# EXERCISE REQUIREMENTS:
Your task is to output the data exactly as it stands.

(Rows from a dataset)
━━━━

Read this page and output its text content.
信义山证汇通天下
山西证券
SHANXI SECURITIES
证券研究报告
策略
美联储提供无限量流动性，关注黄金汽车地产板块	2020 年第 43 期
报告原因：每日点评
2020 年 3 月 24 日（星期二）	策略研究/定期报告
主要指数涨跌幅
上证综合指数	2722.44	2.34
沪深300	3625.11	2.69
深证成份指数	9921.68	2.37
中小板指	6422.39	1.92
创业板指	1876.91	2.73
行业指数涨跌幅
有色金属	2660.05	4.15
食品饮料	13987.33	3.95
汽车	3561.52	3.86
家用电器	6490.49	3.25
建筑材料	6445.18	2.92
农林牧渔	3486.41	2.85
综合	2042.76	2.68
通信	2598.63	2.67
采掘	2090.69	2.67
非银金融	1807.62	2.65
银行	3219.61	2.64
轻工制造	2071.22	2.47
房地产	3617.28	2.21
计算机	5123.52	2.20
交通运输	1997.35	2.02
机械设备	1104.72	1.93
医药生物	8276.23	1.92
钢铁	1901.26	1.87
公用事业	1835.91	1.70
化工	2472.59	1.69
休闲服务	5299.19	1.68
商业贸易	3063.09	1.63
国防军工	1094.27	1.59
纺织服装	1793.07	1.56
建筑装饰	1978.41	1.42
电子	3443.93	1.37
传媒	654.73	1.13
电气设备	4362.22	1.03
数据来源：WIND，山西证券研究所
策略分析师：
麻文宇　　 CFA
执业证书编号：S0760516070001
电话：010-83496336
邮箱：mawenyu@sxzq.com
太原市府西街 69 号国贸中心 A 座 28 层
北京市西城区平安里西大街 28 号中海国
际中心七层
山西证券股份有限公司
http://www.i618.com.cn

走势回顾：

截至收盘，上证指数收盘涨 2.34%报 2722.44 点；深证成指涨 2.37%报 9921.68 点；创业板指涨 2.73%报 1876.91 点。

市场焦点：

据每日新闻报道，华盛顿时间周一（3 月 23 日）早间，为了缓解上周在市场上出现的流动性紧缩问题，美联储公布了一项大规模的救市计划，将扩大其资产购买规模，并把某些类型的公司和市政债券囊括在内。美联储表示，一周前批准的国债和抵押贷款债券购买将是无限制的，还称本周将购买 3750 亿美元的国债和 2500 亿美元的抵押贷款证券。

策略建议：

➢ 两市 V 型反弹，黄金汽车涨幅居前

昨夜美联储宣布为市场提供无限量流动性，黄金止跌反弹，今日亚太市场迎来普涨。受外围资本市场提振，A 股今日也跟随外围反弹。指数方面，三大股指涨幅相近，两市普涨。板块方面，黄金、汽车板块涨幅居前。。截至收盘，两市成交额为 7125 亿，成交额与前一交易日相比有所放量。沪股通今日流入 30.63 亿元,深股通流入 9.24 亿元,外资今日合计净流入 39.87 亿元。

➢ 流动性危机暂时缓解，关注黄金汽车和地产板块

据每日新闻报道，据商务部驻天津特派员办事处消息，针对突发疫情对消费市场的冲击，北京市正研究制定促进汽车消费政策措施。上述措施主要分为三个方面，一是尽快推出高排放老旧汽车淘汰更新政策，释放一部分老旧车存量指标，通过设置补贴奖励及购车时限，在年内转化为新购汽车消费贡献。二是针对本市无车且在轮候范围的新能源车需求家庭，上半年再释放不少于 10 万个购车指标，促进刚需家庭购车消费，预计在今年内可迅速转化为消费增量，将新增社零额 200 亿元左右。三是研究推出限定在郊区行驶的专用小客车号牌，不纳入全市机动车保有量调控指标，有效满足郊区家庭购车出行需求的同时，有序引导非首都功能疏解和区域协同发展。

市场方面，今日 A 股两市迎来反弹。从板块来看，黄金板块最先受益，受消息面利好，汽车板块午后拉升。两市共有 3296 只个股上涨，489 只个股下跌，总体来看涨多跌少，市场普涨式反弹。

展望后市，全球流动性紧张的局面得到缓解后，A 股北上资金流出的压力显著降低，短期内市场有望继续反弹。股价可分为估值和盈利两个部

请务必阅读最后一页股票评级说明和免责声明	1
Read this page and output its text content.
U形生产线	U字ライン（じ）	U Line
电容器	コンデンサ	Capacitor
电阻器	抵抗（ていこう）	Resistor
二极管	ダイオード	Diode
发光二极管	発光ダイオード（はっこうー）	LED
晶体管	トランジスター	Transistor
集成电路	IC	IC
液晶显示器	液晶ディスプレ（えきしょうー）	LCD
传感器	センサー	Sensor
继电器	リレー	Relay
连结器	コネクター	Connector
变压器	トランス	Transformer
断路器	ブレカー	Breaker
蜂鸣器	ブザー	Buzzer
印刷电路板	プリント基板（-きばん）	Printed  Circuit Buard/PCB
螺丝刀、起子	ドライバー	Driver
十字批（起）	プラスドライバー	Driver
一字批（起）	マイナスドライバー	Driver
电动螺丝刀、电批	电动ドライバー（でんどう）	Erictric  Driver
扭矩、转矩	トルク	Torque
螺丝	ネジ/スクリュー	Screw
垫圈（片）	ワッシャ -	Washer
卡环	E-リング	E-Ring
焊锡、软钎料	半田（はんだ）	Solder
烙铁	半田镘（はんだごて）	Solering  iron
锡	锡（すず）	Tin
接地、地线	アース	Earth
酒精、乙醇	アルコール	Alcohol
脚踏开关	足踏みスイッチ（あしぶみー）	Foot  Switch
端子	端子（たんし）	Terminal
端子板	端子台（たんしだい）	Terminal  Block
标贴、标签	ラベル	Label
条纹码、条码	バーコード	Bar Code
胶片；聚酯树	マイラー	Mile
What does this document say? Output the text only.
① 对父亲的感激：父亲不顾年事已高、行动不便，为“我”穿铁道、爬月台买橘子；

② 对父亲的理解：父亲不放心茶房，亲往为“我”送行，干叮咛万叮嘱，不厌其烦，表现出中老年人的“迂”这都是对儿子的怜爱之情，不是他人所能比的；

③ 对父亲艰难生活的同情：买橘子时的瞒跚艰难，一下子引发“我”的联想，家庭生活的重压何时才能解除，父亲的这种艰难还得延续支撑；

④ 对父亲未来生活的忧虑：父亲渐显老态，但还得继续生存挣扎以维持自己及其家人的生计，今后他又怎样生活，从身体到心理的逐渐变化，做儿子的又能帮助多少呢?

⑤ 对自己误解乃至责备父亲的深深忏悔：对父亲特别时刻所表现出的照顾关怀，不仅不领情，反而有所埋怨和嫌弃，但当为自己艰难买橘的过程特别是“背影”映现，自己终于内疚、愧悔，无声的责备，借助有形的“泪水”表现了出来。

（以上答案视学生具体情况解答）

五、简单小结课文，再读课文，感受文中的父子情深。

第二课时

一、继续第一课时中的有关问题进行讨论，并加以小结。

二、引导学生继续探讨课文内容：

━━━━

# RIGHT ANSWER:
Read this page and output its text content.
信义山证汇通天下
山西证券
SHANXI SECURITIES
证券研究报告
策略
美联储提供无限量流动性，关注黄金汽车地产板块	2020 年第 43 期
报告原因：每日点评
2020 年 3 月 24 日（星期二）	策略研究/定期报告
主要指数涨跌幅
上证综合指数	2722.44	2.34
沪深300	3625.11	2.69
深证成份指数	9921.68	2.37
中小板指	6422.39	1.92
创业板指	1876.91	2.73
行业指数涨跌幅
有色金属	2660.05	4.15
食品饮料	13987.33	3.95
汽车	3561.52	3.86
家用电器	6490.49	3.25
建筑材料	6445.18	2.92
农林牧渔	3486.41	2.85
综合	2042.76	2.68
通信	2598.63	2.67
采掘	2090.69	2.67
非银金融	1807.62	2.65
银行	3219.61	2.64
轻工制造	2071.22	2.47
房地产	3617.28	2.21
计算机	5123.52	2.20
交通运输	1997.35	2.02
机械设备	1104.72	1.93
医药生物	8276.23	1.92
钢铁	1901.26	1.87
公用事业	1835.91	1.70
化工	2472.59	1.69
休闲服务	5299.19	1.68
商业贸易	3063.09	1.63
国防军工	1094.27	1.59
纺织服装	1793.07	1.56
建筑装饰	1978.41	1.42
电子	3443.93	1.37
传媒	654.73	1.13
电气设备	4362.22	1.03
数据来源：WIND，山西证券研究所
策略分析师：
麻文宇　　 CFA
执业证书编号：S0760516070001
电话：010-83496336
邮箱：mawenyu@sxzq.com
太原市府西街 69 号国贸中心 A 座 28 层
北京市西城区平安里西大街 28 号中海国
际中心七层
山西证券股份有限公司
http://www.i618.com.cn

走势回顾：

截至收盘，上证指数收盘涨 2.34%报 2722.44 点；深证成指涨 2.37%报 9921.68 点；创业板指涨 2.73%报 1876.91 点。

市场焦点：

据每日新闻报道，华盛顿时间周一（3 月 23 日）早间，为了缓解上周在市场上出现的流动性紧缩问题，美联储公布了一项大规模的救市计划，将扩大其资产购买规模，并把某些类型的公司和市政债券囊括在内。美联储表示，一周前批准的国债和抵押贷款债券购买将是无限制的，还称本周将购买 3750 亿美元的国债和 2500 亿美元的抵押贷款证券。

策略建议：

➢ 两市 V 型反弹，黄金汽车涨幅居前

昨夜美联储宣布为市场提供无限量流动性，黄金止跌反弹，今日亚太市场迎来普涨。受外围资本市场提振，A 股今日也跟随外围反弹。指数方面，三大股指涨幅相近，两市普涨。板块方面，黄金、汽车板块涨幅居前。。截至收盘，两市成交额为 7125 亿，成交额与前一交易日相比有所放量。沪股通今日流入 30.63 亿元,深股通流入 9.24 亿元,外资今日合计净流入 39.87 亿元。

➢ 流动性危机暂时缓解，关注黄金汽车和地产板块

据每日新闻报道，据商务部驻天津特派员办事处消息，针对突发疫情对消费市场的冲击，北京市正研究制定促进汽车消费政策措施。上述措施主要分为三个方面，一是尽快推出高排放老旧汽车淘汰更新政策，释放一部分老旧车存量指标，通过设置补贴奖励及购车时限，在年内转化为新购汽车消费贡献。二是针对本市无车且在轮候范围的新能源车需求家庭，上半年再释放不少于 10 万个购车指标，促进刚需家庭购车消费，预计在今年内可迅速转化为消费增量，将新增社零额 200 亿元左右。三是研究推出限定在郊区行驶的专用小客车号牌，不纳入全市机动车保有量调控指标，有效满足郊区家庭购车出行需求的同时，有序引导非首都功能疏解和区域协同发展。

市场方面，今日 A 股两市迎来反弹。从板块来看，黄金板块最先受益，受消息面利好，汽车板块午后拉升。两市共有 3296 只个股上涨，489 只个股下跌，总体来看涨多跌少，市场普涨式反弹。

展望后市，全球流动性紧张的局面得到缓解后，A 股北上资金流出的压力显著降低，短期内市场有望继续反弹。股价可分为估值和盈利两个部

请务必阅读最后一页股票评级说明和免责声明	1
Read this page and output its text content.
U形生产线	U字ライン（じ）	U Line
电容器	コンデンサ	Capacitor
电阻器	抵抗（ていこう）	Resistor
二极管	ダイオード	Diode
发光二极管	発光ダイオード（はっこうー）	LED
晶体管	トランジスター	Transistor
集成电路	IC	IC
液晶显示器	液晶ディスプレ（えきしょうー）	LCD
传感器	センサー	Sensor
继电器	リレー	Relay
连结器	コネクター	Connector
变压器	トランス	Transformer
断路器	ブレカー	Breaker
蜂鸣器	ブザー	Buzzer
印刷电路板	プリント基板（-きばん）	Printed  Circuit Buard/PCB
螺丝刀、起子	ドライバー	Driver
十字批（起）	プラスドライバー	Driver
一字批（起）	マイナスドライバー	Driver
电动螺丝刀、电批	电动ドライバー（でんどう）	Erictric  Driver
扭矩、转矩	トルク	Torque
螺丝	ネジ/スクリュー	Screw
垫圈（片）	ワッシャ -	Washer
卡环	E-リング	E-Ring
焊锡、软钎料	半田（はんだ）	Solder
烙铁	半田镘（はんだごて）	Solering  iron
锡	锡（すず）	Tin
接地、地线	アース	Earth
酒精、乙醇	アルコール	Alcohol
脚踏开关	足踏みスイッチ（あしぶみー）	Foot  Switch
端子	端子（たんし）	Terminal
端子板	端子台（たんしだい）	Terminal  Block
标贴、标签	ラベル	Label
条纹码、条码	バーコード	Bar Code
胶片；聚酯树	マイラー	Mile
What does this document say? Output the text only.
① 对父亲的感激：父亲不顾年事已高、行动不便，为“我”穿铁道、爬月台买橘子；

② 对父亲的理解：父亲不放心茶房，亲往为“我”送行，干叮咛万叮嘱，不厌其烦，表现出中老年人的“迂”这都是对儿子的怜爱之情，不是他人所能比的；

③ 对父亲艰难生活的同情：买橘子时的瞒跚艰难，一下子引发“我”的联想，家庭生活的重压何时才能解除，父亲的这种艰难还得延续支撑；

④ 对父亲未来生活的忧虑：父亲渐显老态，但还得继续生存挣扎以维持自己及其家人的生计，今后他又怎样生活，从身体到心理的逐渐变化，做儿子的又能帮助多少呢?

⑤ 对自己误解乃至责备父亲的深深忏悔：对父亲特别时刻所表现出的照顾关怀，不仅不领情，反而有所埋怨和嫌弃，但当为自己艰难买橘的过程特别是“背影”映现，自己终于内疚、愧悔，无声的责备，借助有形的“泪水”表现了出来。

（以上答案视学生具体情况解答）

五、简单小结课文，再读课文，感受文中的父子情深。

第二课时

一、继续第一课时中的有关问题进行讨论，并加以小结。

二、引导学生继续探讨课文内容：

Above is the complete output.